##### Dataset records

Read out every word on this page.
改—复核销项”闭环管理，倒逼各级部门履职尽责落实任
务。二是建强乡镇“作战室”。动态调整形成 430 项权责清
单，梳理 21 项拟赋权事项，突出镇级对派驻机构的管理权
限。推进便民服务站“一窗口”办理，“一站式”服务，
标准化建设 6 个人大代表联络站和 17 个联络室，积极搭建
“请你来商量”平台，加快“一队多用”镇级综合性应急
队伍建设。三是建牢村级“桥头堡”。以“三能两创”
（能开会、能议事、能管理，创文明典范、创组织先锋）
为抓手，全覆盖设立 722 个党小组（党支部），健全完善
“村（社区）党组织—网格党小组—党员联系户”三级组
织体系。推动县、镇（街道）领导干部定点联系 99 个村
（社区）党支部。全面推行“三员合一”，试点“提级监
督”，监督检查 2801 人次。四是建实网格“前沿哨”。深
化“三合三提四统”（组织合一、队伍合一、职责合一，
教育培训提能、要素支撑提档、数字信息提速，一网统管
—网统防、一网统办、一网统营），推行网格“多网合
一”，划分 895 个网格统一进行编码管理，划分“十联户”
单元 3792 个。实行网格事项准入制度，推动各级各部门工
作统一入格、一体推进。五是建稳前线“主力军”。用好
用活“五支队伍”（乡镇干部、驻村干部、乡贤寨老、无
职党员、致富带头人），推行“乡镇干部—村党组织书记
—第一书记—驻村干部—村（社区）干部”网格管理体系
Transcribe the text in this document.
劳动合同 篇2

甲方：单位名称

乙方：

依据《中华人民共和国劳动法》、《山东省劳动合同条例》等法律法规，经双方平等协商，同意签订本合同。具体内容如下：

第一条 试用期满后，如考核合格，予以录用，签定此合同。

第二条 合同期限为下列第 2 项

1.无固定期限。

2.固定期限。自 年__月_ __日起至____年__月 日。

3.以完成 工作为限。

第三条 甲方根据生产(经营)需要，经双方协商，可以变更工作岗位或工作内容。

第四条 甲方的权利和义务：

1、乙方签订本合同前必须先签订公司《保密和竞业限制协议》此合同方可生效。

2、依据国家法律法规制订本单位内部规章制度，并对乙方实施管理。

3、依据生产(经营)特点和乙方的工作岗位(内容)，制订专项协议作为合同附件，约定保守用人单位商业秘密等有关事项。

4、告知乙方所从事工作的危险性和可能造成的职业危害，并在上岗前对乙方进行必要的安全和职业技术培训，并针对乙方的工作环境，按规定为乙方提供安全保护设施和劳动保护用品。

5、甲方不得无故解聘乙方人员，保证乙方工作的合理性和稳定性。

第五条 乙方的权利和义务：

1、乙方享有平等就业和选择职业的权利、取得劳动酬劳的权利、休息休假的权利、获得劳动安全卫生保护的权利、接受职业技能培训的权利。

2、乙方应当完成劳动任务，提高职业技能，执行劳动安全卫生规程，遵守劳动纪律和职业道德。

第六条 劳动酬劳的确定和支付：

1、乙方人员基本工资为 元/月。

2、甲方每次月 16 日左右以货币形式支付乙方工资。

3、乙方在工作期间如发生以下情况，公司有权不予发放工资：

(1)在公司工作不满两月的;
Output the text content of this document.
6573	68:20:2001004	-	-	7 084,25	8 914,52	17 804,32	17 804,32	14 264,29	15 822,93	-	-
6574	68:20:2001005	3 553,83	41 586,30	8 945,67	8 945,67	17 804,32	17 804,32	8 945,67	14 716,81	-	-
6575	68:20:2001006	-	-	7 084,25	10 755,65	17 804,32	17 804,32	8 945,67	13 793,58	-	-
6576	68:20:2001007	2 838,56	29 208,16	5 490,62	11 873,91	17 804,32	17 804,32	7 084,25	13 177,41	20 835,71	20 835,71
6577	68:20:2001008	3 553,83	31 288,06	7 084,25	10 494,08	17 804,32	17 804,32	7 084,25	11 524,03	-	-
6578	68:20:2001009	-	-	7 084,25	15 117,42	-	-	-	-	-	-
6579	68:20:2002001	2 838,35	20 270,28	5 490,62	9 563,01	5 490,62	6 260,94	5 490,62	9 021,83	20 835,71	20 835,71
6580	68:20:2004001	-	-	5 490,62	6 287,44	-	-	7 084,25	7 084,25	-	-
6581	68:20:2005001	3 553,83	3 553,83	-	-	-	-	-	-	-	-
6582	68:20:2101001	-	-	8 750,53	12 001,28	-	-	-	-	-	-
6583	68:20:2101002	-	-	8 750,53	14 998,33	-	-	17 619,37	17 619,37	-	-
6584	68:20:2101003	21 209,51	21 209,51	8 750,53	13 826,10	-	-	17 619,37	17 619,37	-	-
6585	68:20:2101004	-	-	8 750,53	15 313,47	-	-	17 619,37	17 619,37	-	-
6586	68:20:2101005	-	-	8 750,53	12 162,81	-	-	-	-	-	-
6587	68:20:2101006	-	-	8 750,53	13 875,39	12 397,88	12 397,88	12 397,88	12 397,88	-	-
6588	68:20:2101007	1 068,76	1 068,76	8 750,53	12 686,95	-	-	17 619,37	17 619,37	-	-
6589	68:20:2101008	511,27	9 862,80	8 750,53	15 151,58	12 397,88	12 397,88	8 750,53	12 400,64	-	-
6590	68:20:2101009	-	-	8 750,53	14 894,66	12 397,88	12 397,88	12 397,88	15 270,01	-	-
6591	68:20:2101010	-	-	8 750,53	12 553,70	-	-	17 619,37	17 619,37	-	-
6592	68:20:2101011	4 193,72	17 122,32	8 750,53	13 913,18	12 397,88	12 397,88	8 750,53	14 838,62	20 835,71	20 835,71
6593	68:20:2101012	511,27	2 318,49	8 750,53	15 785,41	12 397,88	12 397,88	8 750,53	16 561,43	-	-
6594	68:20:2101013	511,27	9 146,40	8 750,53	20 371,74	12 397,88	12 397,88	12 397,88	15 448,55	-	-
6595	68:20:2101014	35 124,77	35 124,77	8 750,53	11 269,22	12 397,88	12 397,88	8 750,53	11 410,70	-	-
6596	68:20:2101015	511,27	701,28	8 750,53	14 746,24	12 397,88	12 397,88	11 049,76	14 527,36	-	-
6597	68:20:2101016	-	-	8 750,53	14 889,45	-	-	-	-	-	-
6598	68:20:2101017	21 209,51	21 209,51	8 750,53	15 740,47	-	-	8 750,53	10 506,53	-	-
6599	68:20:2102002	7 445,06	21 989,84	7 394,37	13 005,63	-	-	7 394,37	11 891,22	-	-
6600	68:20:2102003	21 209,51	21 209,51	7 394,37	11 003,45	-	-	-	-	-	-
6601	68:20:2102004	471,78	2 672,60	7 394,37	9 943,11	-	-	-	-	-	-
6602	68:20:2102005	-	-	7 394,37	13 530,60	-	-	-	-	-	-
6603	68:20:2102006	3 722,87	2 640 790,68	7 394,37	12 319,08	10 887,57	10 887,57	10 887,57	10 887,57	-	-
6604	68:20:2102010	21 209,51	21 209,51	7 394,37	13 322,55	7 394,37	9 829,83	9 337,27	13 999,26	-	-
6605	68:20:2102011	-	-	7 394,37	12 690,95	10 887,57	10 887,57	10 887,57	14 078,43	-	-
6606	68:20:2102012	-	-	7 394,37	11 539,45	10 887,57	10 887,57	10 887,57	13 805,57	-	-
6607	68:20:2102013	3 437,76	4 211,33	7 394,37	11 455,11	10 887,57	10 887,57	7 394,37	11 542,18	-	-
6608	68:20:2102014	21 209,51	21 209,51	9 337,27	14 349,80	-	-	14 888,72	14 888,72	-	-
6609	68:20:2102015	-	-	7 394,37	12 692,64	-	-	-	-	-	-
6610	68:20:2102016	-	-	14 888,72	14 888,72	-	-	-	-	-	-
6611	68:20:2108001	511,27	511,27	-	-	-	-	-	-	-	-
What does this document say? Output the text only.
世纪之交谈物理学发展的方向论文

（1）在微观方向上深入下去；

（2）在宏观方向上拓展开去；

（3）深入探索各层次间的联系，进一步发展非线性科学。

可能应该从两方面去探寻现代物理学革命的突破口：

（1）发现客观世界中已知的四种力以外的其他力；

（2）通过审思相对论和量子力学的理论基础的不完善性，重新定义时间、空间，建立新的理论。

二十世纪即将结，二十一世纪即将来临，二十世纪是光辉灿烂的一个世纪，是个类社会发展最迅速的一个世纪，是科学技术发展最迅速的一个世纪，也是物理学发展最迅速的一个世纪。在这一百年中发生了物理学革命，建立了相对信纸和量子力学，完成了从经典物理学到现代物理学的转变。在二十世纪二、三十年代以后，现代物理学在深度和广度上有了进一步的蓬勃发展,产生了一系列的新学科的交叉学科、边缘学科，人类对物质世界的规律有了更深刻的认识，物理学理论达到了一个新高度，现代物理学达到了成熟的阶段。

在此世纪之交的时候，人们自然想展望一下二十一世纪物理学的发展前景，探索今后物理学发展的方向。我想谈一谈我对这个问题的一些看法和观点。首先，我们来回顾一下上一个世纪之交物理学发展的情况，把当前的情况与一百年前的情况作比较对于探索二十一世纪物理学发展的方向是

##########

◆ What is required
Repeat exactly, and only, the lines of the records above, starting with the line that contains "What does this" and ending with the final line, both included.

◆ Final answer
What does this document say? Output the text only.
世纪之交谈物理学发展的方向论文

（1）在微观方向上深入下去；

（2）在宏观方向上拓展开去；

（3）深入探索各层次间的联系，进一步发展非线性科学。

可能应该从两方面去探寻现代物理学革命的突破口：

（1）发现客观世界中已知的四种力以外的其他力；

（2）通过审思相对论和量子力学的理论基础的不完善性，重新定义时间、空间，建立新的理论。

二十世纪即将结，二十一世纪即将来临，二十世纪是光辉灿烂的一个世纪，是个类社会发展最迅速的一个世纪，是科学技术发展最迅速的一个世纪，也是物理学发展最迅速的一个世纪。在这一百年中发生了物理学革命，建立了相对信纸和量子力学，完成了从经典物理学到现代物理学的转变。在二十世纪二、三十年代以后，现代物理学在深度和广度上有了进一步的蓬勃发展,产生了一系列的新学科的交叉学科、边缘学科，人类对物质世界的规律有了更深刻的认识，物理学理论达到了一个新高度，现代物理学达到了成熟的阶段。

在此世纪之交的时候，人们自然想展望一下二十一世纪物理学的发展前景，探索今后物理学发展的方向。我想谈一谈我对这个问题的一些看法和观点。首先，我们来回顾一下上一个世纪之交物理学发展的情况，把当前的情况与一百年前的情况作比较对于探索二十一世纪物理学发展的方向是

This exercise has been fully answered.